(Data records for software interfaces)
+ + + +
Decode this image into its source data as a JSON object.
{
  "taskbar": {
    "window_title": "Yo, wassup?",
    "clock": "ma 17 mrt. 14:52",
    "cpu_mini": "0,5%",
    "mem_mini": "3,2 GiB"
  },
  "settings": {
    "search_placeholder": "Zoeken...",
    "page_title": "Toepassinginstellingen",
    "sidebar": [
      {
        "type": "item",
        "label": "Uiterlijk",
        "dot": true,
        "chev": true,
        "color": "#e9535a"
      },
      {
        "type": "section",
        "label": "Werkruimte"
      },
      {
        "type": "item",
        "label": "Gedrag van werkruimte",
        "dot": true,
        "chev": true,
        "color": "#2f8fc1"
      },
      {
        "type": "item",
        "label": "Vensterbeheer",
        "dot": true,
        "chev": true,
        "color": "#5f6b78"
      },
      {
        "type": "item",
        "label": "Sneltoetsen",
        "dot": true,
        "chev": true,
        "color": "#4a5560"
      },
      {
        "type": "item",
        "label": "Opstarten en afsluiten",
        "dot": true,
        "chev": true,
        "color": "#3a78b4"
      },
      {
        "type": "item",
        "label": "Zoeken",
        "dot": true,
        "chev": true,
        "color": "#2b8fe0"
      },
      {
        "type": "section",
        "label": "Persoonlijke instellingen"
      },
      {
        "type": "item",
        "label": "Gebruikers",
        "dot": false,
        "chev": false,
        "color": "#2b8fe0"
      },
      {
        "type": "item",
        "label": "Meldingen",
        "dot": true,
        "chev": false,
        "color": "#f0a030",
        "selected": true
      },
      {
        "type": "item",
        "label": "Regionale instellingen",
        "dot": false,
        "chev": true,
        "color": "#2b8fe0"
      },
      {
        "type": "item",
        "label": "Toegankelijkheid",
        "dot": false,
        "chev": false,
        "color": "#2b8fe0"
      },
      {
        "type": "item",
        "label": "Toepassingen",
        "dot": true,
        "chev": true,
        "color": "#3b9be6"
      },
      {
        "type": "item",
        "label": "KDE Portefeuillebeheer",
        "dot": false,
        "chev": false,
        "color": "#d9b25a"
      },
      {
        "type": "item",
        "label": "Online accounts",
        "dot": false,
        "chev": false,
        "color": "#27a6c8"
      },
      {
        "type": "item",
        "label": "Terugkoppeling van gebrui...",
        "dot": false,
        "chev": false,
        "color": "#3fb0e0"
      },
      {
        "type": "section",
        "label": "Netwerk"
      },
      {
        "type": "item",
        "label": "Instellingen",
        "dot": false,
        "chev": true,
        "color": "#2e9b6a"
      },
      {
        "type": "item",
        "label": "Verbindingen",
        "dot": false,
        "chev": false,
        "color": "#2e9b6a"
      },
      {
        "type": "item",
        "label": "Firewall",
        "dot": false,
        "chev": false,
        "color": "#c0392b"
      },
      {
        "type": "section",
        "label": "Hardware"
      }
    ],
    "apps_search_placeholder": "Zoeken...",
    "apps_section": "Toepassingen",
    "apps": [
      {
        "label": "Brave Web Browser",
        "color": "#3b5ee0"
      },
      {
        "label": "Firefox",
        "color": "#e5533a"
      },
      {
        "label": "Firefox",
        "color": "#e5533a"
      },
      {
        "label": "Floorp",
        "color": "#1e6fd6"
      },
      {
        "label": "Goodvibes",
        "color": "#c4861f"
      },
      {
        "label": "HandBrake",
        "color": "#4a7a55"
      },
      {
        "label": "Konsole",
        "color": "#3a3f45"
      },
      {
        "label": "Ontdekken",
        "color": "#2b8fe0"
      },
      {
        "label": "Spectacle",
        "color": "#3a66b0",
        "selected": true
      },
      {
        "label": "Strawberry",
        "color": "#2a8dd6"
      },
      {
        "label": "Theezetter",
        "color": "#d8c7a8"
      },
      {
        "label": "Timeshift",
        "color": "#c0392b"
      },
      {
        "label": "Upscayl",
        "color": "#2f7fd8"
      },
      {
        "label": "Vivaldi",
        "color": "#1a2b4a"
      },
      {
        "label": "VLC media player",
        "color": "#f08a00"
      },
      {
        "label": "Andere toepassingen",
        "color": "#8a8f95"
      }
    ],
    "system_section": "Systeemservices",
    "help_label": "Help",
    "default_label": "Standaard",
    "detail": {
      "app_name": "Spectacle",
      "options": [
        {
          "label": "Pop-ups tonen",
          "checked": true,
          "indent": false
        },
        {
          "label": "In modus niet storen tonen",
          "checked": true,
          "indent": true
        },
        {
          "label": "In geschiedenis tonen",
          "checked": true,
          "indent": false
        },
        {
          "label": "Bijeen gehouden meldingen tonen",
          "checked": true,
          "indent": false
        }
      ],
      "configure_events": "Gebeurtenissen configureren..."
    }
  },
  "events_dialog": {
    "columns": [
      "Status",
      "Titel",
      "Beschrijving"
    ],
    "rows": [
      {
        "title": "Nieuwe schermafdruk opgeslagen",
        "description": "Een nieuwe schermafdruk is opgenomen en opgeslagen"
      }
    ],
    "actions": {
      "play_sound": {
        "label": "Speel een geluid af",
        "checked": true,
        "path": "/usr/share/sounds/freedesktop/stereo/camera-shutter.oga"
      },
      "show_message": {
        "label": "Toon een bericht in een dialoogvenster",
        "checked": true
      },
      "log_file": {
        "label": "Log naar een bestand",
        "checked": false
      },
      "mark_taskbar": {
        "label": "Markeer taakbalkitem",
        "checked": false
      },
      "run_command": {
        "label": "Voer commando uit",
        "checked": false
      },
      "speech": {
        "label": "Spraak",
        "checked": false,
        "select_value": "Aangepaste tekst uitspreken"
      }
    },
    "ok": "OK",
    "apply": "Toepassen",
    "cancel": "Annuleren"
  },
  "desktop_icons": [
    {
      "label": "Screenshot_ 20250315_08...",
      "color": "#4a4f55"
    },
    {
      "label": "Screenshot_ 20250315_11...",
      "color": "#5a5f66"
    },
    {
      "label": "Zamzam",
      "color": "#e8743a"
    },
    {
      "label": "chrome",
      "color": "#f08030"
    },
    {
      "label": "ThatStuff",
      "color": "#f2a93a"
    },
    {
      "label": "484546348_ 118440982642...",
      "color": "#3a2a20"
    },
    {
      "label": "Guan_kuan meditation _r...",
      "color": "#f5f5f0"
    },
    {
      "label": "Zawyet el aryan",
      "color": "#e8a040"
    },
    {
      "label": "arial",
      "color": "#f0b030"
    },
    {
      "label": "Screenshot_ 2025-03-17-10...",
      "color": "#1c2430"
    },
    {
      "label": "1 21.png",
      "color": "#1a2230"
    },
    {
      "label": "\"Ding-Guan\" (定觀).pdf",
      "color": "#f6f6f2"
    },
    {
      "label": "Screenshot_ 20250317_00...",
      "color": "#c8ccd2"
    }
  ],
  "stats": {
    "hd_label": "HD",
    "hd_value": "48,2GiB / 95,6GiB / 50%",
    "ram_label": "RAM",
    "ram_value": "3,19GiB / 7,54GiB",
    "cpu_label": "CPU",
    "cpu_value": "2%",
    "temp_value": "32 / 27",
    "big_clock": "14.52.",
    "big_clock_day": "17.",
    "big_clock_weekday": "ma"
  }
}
+ + + +
What is needed is an exact copy of all the records above.

Decode this image into its source data as a JSON object.
{
  "taskbar": {
    "window_title": "Yo, wassup?",
    "clock": "ma 17 mrt. 14:52",
    "cpu_mini": "0,5%",
    "mem_mini": "3,2 GiB"
  },
  "settings": {
    "search_placeholder": "Zoeken...",
    "page_title": "Toepassinginstellingen",
    "sidebar": [
      {
        "type": "item",
        "label": "Uiterlijk",
        "dot": true,
        "chev": true,
        "color": "#e9535a"
      },
      {
        "type": "section",
        "label": "Werkruimte"
      },
      {
        "type": "item",
        "label": "Gedrag van werkruimte",
        "dot": true,
        "chev": true,
        "color": "#2f8fc1"
      },
      {
        "type": "item",
        "label": "Vensterbeheer",
        "dot": true,
        "chev": true,
        "color": "#5f6b78"
      },
      {
        "type": "item",
        "label": "Sneltoetsen",
        "dot": true,
        "chev": true,
        "color": "#4a5560"
      },
      {
        "type": "item",
        "label": "Opstarten en afsluiten",
        "dot": true,
        "chev": true,
        "color": "#3a78b4"
      },
      {
        "type": "item",
        "label": "Zoeken",
        "dot": true,
        "chev": true,
        "color": "#2b8fe0"
      },
      {
        "type": "section",
        "label": "Persoonlijke instellingen"
      },
      {
        "type": "item",
        "label": "Gebruikers",
        "dot": false,
        "chev": false,
        "color": "#2b8fe0"
      },
      {
        "type": "item",
        "label": "Meldingen",
        "dot": true,
        "chev": false,
        "color": "#f0a030",
        "selected": true
      },
      {
        "type": "item",
        "label": "Regionale instellingen",
        "dot": false,
        "chev": true,
        "color": "#2b8fe0"
      },
      {
        "type": "item",
        "label": "Toegankelijkheid",
        "dot": false,
        "chev": false,
        "color": "#2b8fe0"
      },
      {
        "type": "item",
        "label": "Toepassingen",
        "dot": true,
        "chev": true,
        "color": "#3b9be6"
      },
      {
        "type": "item",
        "label": "KDE Portefeuillebeheer",
        "dot": false,
        "chev": false,
        "color": "#d9b25a"
      },
      {
        "type": "item",
        "label": "Online accounts",
        "dot": false,
        "chev": false,
        "color": "#27a6c8"
      },
      {
        "type": "item",
        "label": "Terugkoppeling van gebrui...",
        "dot": false,
        "chev": false,
        "color": "#3fb0e0"
      },
      {
        "type": "section",
        "label": "Netwerk"
      },
      {
        "type": "item",
        "label": "Instellingen",
        "dot": false,
        "chev": true,
        "color": "#2e9b6a"
      },
      {
        "type": "item",
        "label": "Verbindingen",
        "dot": false,
        "chev": false,
        "color": "#2e9b6a"
      },
      {
        "type": "item",
        "label": "Firewall",
        "dot": false,
        "chev": false,
        "color": "#c0392b"
      },
      {
        "type": "section",
        "label": "Hardware"
      }
    ],
    "apps_search_placeholder": "Zoeken...",
    "apps_section": "Toepassingen",
    "apps": [
      {
        "label": "Brave Web Browser",
        "color": "#3b5ee0"
      },
      {
        "label": "Firefox",
        "color": "#e5533a"
      },
      {
        "label": "Firefox",
        "color": "#e5533a"
      },
      {
        "label": "Floorp",
        "color": "#1e6fd6"
      },
      {
        "label": "Goodvibes",
        "color": "#c4861f"
      },
      {
        "label": "HandBrake",
        "color": "#4a7a55"
      },
      {
        "label": "Konsole",
        "color": "#3a3f45"
      },
      {
        "label": "Ontdekken",
        "color": "#2b8fe0"
      },
      {
        "label": "Spectacle",
        "color": "#3a66b0",
        "selected": true
      },
      {
        "label": "Strawberry",
        "color": "#2a8dd6"
      },
      {
        "label": "Theezetter",
        "color": "#d8c7a8"
      },
      {
        "label": "Timeshift",
        "color": "#c0392b"
      },
      {
        "label": "Upscayl",
        "color": "#2f7fd8"
      },
      {
        "label": "Vivaldi",
        "color": "#1a2b4a"
      },
      {
        "label": "VLC media player",
        "color": "#f08a00"
      },
      {
        "label": "Andere toepassingen",
        "color": "#8a8f95"
      }
    ],
    "system_section": "Systeemservices",
    "help_label": "Help",
    "default_label": "Standaard",
    "detail": {
      "app_name": "Spectacle",
      "options": [
        {
          "label": "Pop-ups tonen",
          "checked": true,
          "indent": false
        },
        {
          "label": "In modus niet storen tonen",
          "checked": true,
          "indent": true
        },
        {
          "label": "In geschiedenis tonen",
          "checked": true,
          "indent": false
        },
        {
          "label": "Bijeen gehouden meldingen tonen",
          "checked": true,
          "indent": false
        }
      ],
      "configure_events": "Gebeurtenissen configureren..."
    }
  },
  "events_dialog": {
    "columns": [
      "Status",
      "Titel",
      "Beschrijving"
    ],
    "rows": [
      {
        "title": "Nieuwe schermafdruk opgeslagen",
        "description": "Een nieuwe schermafdruk is opgenomen en opgeslagen"
      }
    ],
    "actions": {
      "play_sound": {
        "label": "Speel een geluid af",
        "checked": true,
        "path": "/usr/share/sounds/freedesktop/stereo/camera-shutter.oga"
      },
      "show_message": {
        "label": "Toon een bericht in een dialoogvenster",
        "checked": true
      },
      "log_file": {
        "label": "Log naar een bestand",
        "checked": false
      },
      "mark_taskbar": {
        "label": "Markeer taakbalkitem",
        "checked": false
      },
      "run_command": {
        "label": "Voer commando uit",
        "checked": false
      },
      "speech": {
        "label": "Spraak",
        "checked": false,
        "select_value": "Aangepaste tekst uitspreken"
      }
    },
    "ok": "OK",
    "apply": "Toepassen",
    "cancel": "Annuleren"
  },
  "desktop_icons": [
    {
      "label": "Screenshot_ 20250315_08...",
      "color": "#4a4f55"
    },
    {
      "label": "Screenshot_ 20250315_11...",
      "color": "#5a5f66"
    },
    {
      "label": "Zamzam",
      "color": "#e8743a"
    },
    {
      "label": "chrome",
      "color": "#f08030"
    },
    {
      "label": "ThatStuff",
      "color": "#f2a93a"
    },
    {
      "label": "484546348_ 118440982642...",
      "color": "#3a2a20"
    },
    {
      "label": "Guan_kuan meditation _r...",
      "color": "#f5f5f0"
    },
    {
      "label": "Zawyet el aryan",
      "color": "#e8a040"
    },
    {
      "label": "arial",
      "color": "#f0b030"
    },
    {
      "label": "Screenshot_ 2025-03-17-10...",
      "color": "#1c2430"
    },
    {
      "label": "1 21.png",
      "color": "#1a2230"
    },
    {
      "label": "\"Ding-Guan\" (定觀).pdf",
      "color": "#f6f6f2"
    },
    {
      "label": "Screenshot_ 20250317_00...",
      "color": "#c8ccd2"
    }
  ],
  "stats": {
    "hd_label": "HD",
    "hd_value": "48,2GiB / 95,6GiB / 50%",
    "ram_label": "RAM",
    "ram_value": "3,19GiB / 7,54GiB",
    "cpu_label": "CPU",
    "cpu_value": "2%",
    "temp_value": "32 / 27",
    "big_clock": "14.52.",
    "big_clock_day": "17.",
    "big_clock_weekday": "ma"
  }
}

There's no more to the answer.